Set task:
Lines containing the word "into" should be extracted in full.

Data entries:
....

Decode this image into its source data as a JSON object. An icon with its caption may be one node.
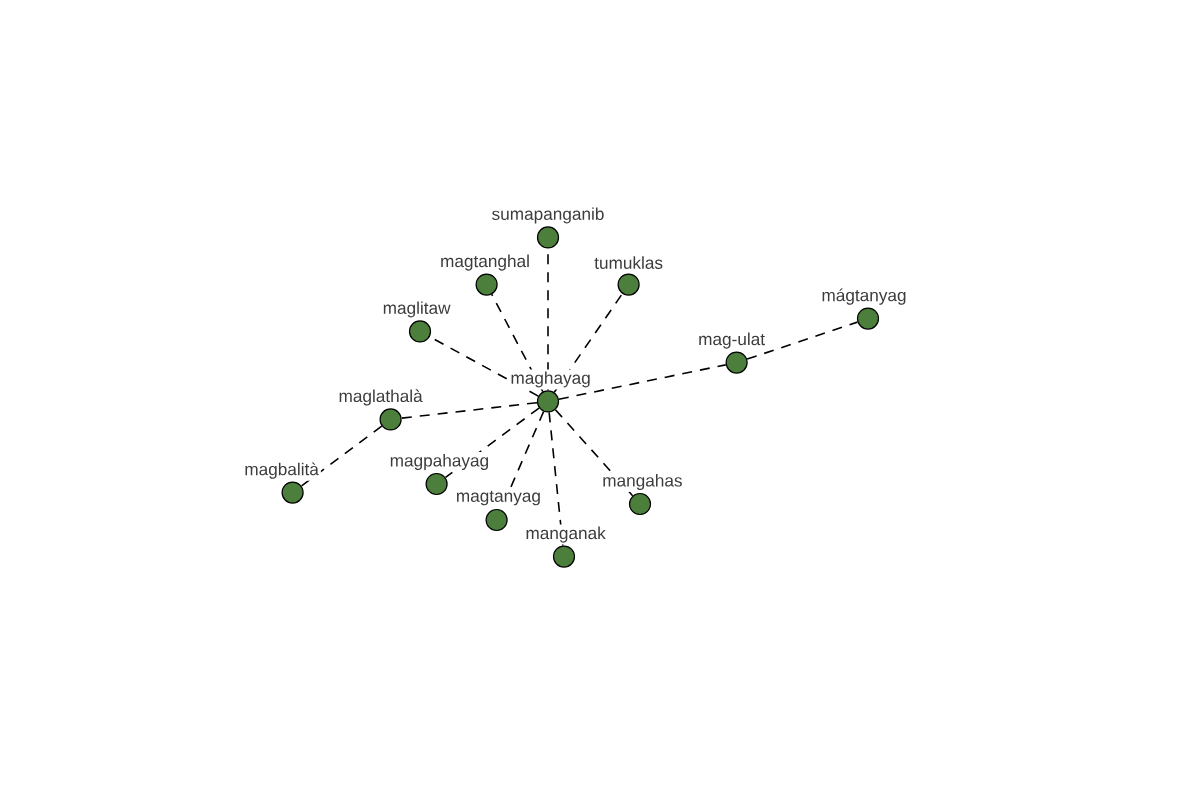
{
  "diagram": {
    "nodes": [
      {
        "text": [
          "sumapanganib"
        ]
      },
      {
        "text": [
          "magtanghal"
        ]
      },
      {
        "text": [
          "tumuklas"
        ]
      },
      {
        "text": [
          "mágtanyag"
        ]
      },
      {
        "text": [
          "maglitaw"
        ]
      },
      {
        "text": [
          "mag-ulat"
        ]
      },
      {
        "text": [
          "maghayag"
        ]
      },
      {
        "text": [
          "maglathalà"
        ]
      },
      {
        "text": [
          "magbalità"
        ]
      },
      {
        "text": [
          "magpahayag"
        ]
      },
      {
        "text": [
          "mangahas"
        ]
      },
      {
        "text": [
          "magtanyag"
        ]
      },
      {
        "text": [
          "manganak"
        ]
      }
    ],
    "edges": [
      {
        "from": 6,
        "to": 0,
        "arrow": "none"
      },
      {
        "from": 6,
        "to": 1,
        "arrow": "none"
      },
      {
        "from": 6,
        "to": 2,
        "arrow": "none"
      },
      {
        "from": 6,
        "to": 4,
        "arrow": "none"
      },
      {
        "from": 6,
        "to": 5,
        "arrow": "none"
      },
      {
        "from": 5,
        "to": 3,
        "arrow": "none"
      },
      {
        "from": 6,
        "to": 7,
        "arrow": "none"
      },
      {
        "from": 7,
        "to": 8,
        "arrow": "none"
      },
      {
        "from": 6,
        "to": 9,
        "arrow": "none"
      },
      {
        "from": 6,
        "to": 10,
        "arrow": "none"
      },
      {
        "from": 6,
        "to": 11,
        "arrow": "none"
      },
      {
        "from": 6,
        "to": 12,
        "arrow": "none"
      }
    ]
  }
}
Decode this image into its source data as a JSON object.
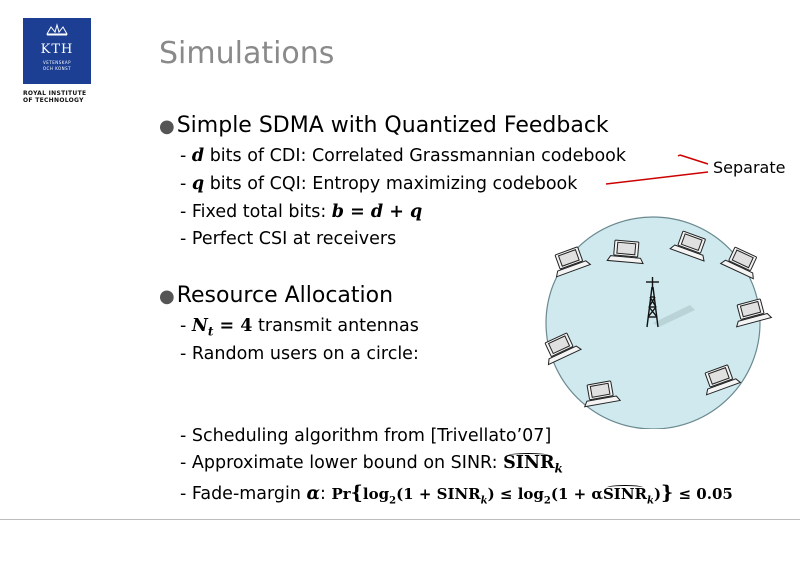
{
  "logo": {
    "name": "KTH",
    "sub_line1": "VETENSKAP",
    "sub_line2": "OCH KONST",
    "institute_line1": "ROYAL INSTITUTE",
    "institute_line2": "OF TECHNOLOGY"
  },
  "slide": {
    "title": "Simulations",
    "section1": {
      "heading": "Simple SDMA with Quantized Feedback",
      "items": [
        {
          "math": "d",
          "text": " bits of CDI: Correlated Grassmannian codebook"
        },
        {
          "math": "q",
          "text": " bits of CQI: Entropy maximizing codebook"
        },
        {
          "prefix": "Fixed total bits: ",
          "math": "b = d + q"
        },
        {
          "text": "Perfect CSI at receivers"
        }
      ]
    },
    "section2": {
      "heading": "Resource Allocation",
      "items": [
        {
          "math": "N",
          "sub": "t",
          "math_tail": " = 4",
          "text": " transmit antennas"
        },
        {
          "text": "Random users on a circle:"
        },
        {
          "text": "Scheduling algorithm from [Trivellato’07]"
        },
        {
          "prefix": "Approximate lower bound on SINR: ",
          "math": "SINR",
          "sub": "k"
        },
        {
          "prefix": "Fade-margin ",
          "alpha": "α",
          "colon": ": ",
          "pr": "Pr",
          "log": "log",
          "two": "2",
          "one_plus": "(1 + SINR",
          "k": "k",
          "close": ")",
          "le": " ≤ ",
          "one_plus_alpha": "(1 + α",
          "sinr": "SINR",
          "close2": ")",
          "final": " ≤ 0.05"
        }
      ]
    },
    "annotation": "Separate"
  },
  "colors": {
    "title": "#8a8a8a",
    "logo_bg": "#1c3f94",
    "arrow": "#cc0000",
    "circle_fill": "#cfe9ee"
  }
}
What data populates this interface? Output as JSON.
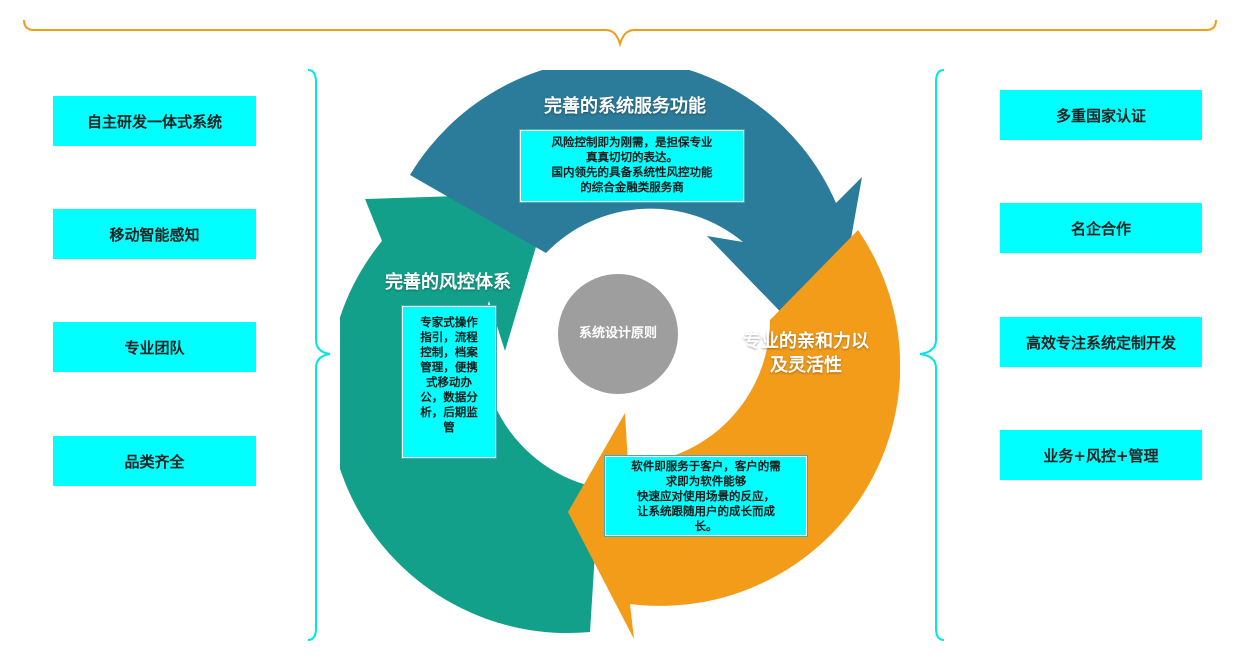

....

Solved exercise:
Decode this image into its source data as a JSON object. An icon with its caption may be one node.
Decode this image into its source data as a JSON object.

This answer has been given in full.